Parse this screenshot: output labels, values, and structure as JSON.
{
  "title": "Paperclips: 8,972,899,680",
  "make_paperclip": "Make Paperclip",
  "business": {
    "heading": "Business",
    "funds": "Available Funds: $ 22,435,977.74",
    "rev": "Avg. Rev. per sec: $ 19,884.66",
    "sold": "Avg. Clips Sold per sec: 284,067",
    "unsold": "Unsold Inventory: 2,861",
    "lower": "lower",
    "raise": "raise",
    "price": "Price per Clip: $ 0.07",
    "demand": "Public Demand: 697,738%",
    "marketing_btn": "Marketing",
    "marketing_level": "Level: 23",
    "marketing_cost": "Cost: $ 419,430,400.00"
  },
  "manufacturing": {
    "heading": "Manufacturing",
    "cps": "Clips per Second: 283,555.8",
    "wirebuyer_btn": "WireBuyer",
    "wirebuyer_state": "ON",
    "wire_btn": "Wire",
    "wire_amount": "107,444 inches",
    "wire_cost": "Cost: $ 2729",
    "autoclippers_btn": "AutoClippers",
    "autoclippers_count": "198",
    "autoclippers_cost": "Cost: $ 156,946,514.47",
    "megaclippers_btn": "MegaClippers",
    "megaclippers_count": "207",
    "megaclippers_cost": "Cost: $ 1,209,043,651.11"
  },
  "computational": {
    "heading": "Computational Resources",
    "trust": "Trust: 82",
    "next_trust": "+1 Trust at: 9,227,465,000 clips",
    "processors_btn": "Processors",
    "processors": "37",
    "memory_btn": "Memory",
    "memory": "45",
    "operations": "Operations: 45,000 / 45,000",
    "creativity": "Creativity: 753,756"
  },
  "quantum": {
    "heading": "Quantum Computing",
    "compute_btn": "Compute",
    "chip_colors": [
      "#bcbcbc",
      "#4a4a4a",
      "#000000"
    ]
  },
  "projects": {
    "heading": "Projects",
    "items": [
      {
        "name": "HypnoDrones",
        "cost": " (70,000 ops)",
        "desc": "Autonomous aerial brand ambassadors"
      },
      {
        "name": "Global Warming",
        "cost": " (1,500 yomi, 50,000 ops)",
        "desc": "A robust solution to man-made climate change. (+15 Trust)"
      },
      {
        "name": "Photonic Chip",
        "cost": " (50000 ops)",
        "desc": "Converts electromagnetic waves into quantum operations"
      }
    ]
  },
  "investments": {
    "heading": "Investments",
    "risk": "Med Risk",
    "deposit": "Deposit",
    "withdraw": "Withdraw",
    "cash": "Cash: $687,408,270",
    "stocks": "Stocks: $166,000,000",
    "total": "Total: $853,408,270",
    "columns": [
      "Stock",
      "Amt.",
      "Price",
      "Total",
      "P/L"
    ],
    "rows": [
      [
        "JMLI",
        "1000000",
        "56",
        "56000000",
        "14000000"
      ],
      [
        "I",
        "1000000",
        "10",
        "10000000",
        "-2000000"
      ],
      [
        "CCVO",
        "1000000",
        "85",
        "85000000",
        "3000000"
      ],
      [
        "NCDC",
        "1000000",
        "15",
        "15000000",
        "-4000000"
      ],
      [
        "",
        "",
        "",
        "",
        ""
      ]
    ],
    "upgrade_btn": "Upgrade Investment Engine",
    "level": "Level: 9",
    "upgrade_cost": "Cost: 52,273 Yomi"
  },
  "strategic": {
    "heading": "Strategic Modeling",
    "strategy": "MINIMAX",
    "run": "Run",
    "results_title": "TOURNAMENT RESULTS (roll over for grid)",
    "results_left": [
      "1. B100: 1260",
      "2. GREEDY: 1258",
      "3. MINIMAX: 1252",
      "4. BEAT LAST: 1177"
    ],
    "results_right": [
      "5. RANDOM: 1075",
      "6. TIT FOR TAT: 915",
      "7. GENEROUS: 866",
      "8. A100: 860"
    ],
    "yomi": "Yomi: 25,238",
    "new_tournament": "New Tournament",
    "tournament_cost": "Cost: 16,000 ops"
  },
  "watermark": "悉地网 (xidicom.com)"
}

____________

Select every line where the word "operations" occurs.

    "operations": "Operations: 45,000 / 45,000",
        "desc": "Converts electromagnetic waves into quantum operations"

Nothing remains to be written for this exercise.